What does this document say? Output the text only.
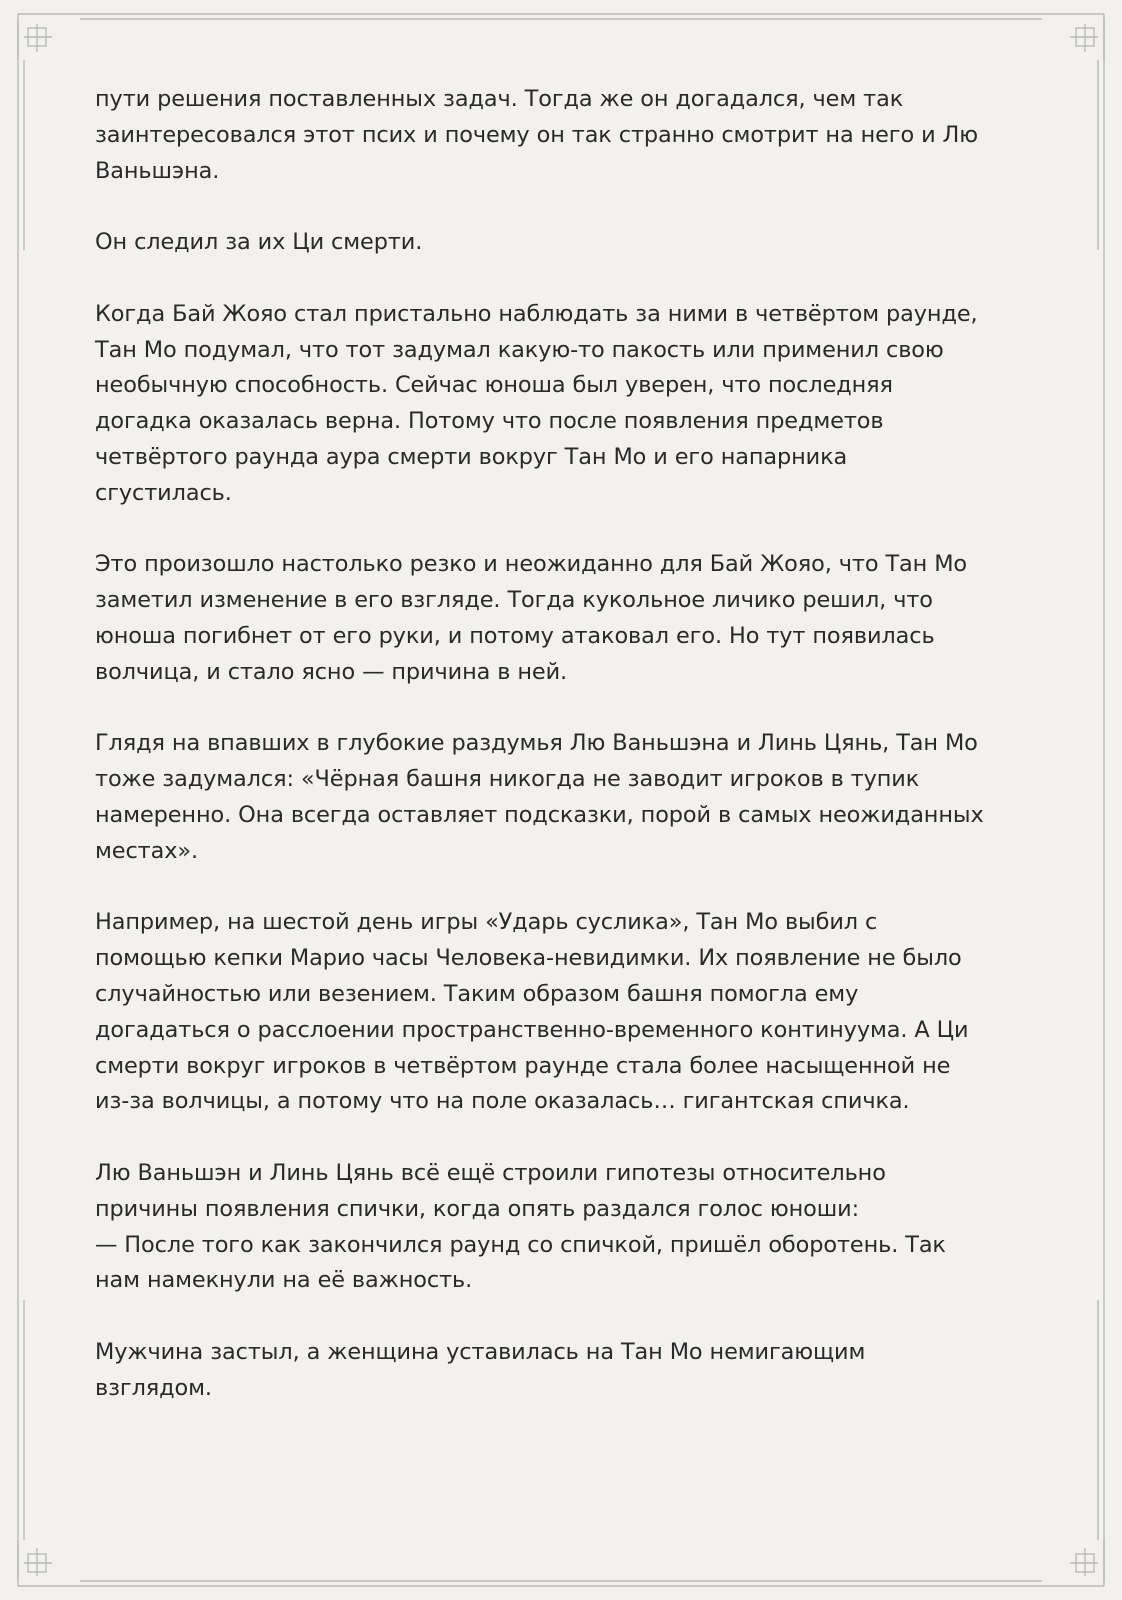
пути решения поставленных задач. Тогда же он догадался, чем так
заинтересовался этот псих и почему он так странно смотрит на него и Лю
Ваньшэна.

Он следил за их Ци смерти.

Когда Бай Жояо стал пристально наблюдать за ними в четвёртом раунде,
Тан Мо подумал, что тот задумал какую-то пакость или применил свою
необычную способность. Сейчас юноша был уверен, что последняя
догадка оказалась верна. Потому что после появления предметов
четвёртого раунда аура смерти вокруг Тан Мо и его напарника
сгустилась.

Это произошло настолько резко и неожиданно для Бай Жояо, что Тан Мо
заметил изменение в его взгляде. Тогда кукольное личико решил, что
юноша погибнет от его руки, и потому атаковал его. Но тут появилась
волчица, и стало ясно — причина в ней.

Глядя на впавших в глубокие раздумья Лю Ваньшэна и Линь Цянь, Тан Мо
тоже задумался: «Чёрная башня никогда не заводит игроков в тупик
намеренно. Она всегда оставляет подсказки, порой в самых неожиданных
местах».

Например, на шестой день игры «Ударь суслика», Тан Мо выбил с
помощью кепки Марио часы Человека-невидимки. Их появление не было
случайностью или везением. Таким образом башня помогла ему
догадаться о расслоении пространственно-временного континуума. А Ци
смерти вокруг игроков в четвёртом раунде стала более насыщенной не
из-за волчицы, а потому что на поле оказалась… гигантская спичка.

Лю Ваньшэн и Линь Цянь всё ещё строили гипотезы относительно
причины появления спички, когда опять раздался голос юноши:
— После того как закончился раунд со спичкой, пришёл оборотень. Так
нам намекнули на её важность.

Мужчина застыл, а женщина уставилась на Тан Мо немигающим
взглядом.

◆ What is required ◆
Reproduce the entries exactly. Do not carry over any picture.

◆ Expected output ◆
What does this document say? Output the text only.
пути решения поставленных задач. Тогда же он догадался, чем так
заинтересовался этот псих и почему он так странно смотрит на него и Лю
Ваньшэна.

Он следил за их Ци смерти.

Когда Бай Жояо стал пристально наблюдать за ними в четвёртом раунде,
Тан Мо подумал, что тот задумал какую-то пакость или применил свою
необычную способность. Сейчас юноша был уверен, что последняя
догадка оказалась верна. Потому что после появления предметов
четвёртого раунда аура смерти вокруг Тан Мо и его напарника
сгустилась.

Это произошло настолько резко и неожиданно для Бай Жояо, что Тан Мо
заметил изменение в его взгляде. Тогда кукольное личико решил, что
юноша погибнет от его руки, и потому атаковал его. Но тут появилась
волчица, и стало ясно — причина в ней.

Глядя на впавших в глубокие раздумья Лю Ваньшэна и Линь Цянь, Тан Мо
тоже задумался: «Чёрная башня никогда не заводит игроков в тупик
намеренно. Она всегда оставляет подсказки, порой в самых неожиданных
местах».

Например, на шестой день игры «Ударь суслика», Тан Мо выбил с
помощью кепки Марио часы Человека-невидимки. Их появление не было
случайностью или везением. Таким образом башня помогла ему
догадаться о расслоении пространственно-временного континуума. А Ци
смерти вокруг игроков в четвёртом раунде стала более насыщенной не
из-за волчицы, а потому что на поле оказалась… гигантская спичка.

Лю Ваньшэн и Линь Цянь всё ещё строили гипотезы относительно
причины появления спички, когда опять раздался голос юноши:
— После того как закончился раунд со спичкой, пришёл оборотень. Так
нам намекнули на её важность.

Мужчина застыл, а женщина уставилась на Тан Мо немигающим
взглядом.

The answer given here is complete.